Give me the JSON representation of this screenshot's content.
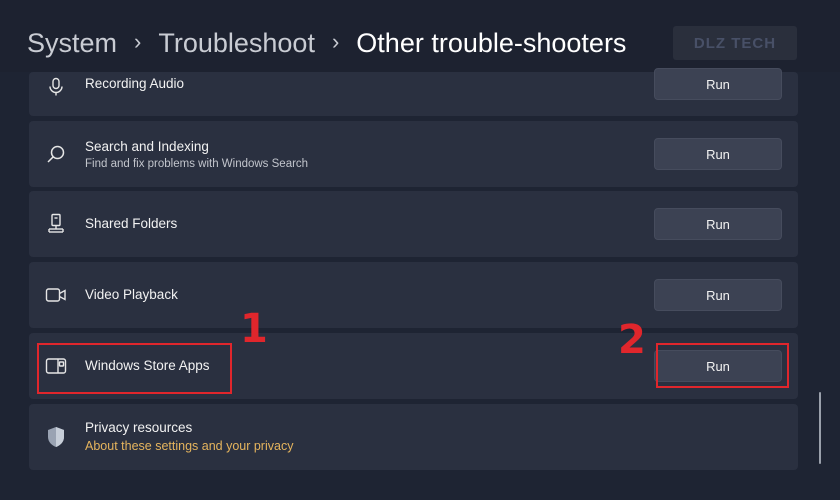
{
  "breadcrumb": {
    "items": [
      "System",
      "Troubleshoot",
      "Other trouble-shooters"
    ],
    "separator": "›"
  },
  "watermark": {
    "text": "DLZ TECH"
  },
  "rows": [
    {
      "icon": "microphone-icon",
      "title": "Recording Audio",
      "button": "Run"
    },
    {
      "icon": "search-icon",
      "title": "Search and Indexing",
      "description": "Find and fix problems with Windows Search",
      "button": "Run"
    },
    {
      "icon": "shared-folder-icon",
      "title": "Shared Folders",
      "button": "Run"
    },
    {
      "icon": "video-camera-icon",
      "title": "Video Playback",
      "button": "Run"
    },
    {
      "icon": "store-app-icon",
      "title": "Windows Store Apps",
      "button": "Run"
    },
    {
      "icon": "shield-icon",
      "title": "Privacy resources",
      "link": "About these settings and your privacy"
    }
  ],
  "annotations": {
    "marker_1": "1",
    "marker_2": "2"
  },
  "colors": {
    "background": "#1e2433",
    "card": "#2a3040",
    "button": "#3c4253",
    "link": "#e5b45d",
    "highlight": "#e0262c"
  }
}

» **Direction**
Copy out the whole listing exactly, and don't carry over any pictures.

» **Response**
Give me the JSON representation of this screenshot's content.
{
  "breadcrumb": {
    "items": [
      "System",
      "Troubleshoot",
      "Other trouble-shooters"
    ],
    "separator": "›"
  },
  "watermark": {
    "text": "DLZ TECH"
  },
  "rows": [
    {
      "icon": "microphone-icon",
      "title": "Recording Audio",
      "button": "Run"
    },
    {
      "icon": "search-icon",
      "title": "Search and Indexing",
      "description": "Find and fix problems with Windows Search",
      "button": "Run"
    },
    {
      "icon": "shared-folder-icon",
      "title": "Shared Folders",
      "button": "Run"
    },
    {
      "icon": "video-camera-icon",
      "title": "Video Playback",
      "button": "Run"
    },
    {
      "icon": "store-app-icon",
      "title": "Windows Store Apps",
      "button": "Run"
    },
    {
      "icon": "shield-icon",
      "title": "Privacy resources",
      "link": "About these settings and your privacy"
    }
  ],
  "annotations": {
    "marker_1": "1",
    "marker_2": "2"
  },
  "colors": {
    "background": "#1e2433",
    "card": "#2a3040",
    "button": "#3c4253",
    "link": "#e5b45d",
    "highlight": "#e0262c"
  }
}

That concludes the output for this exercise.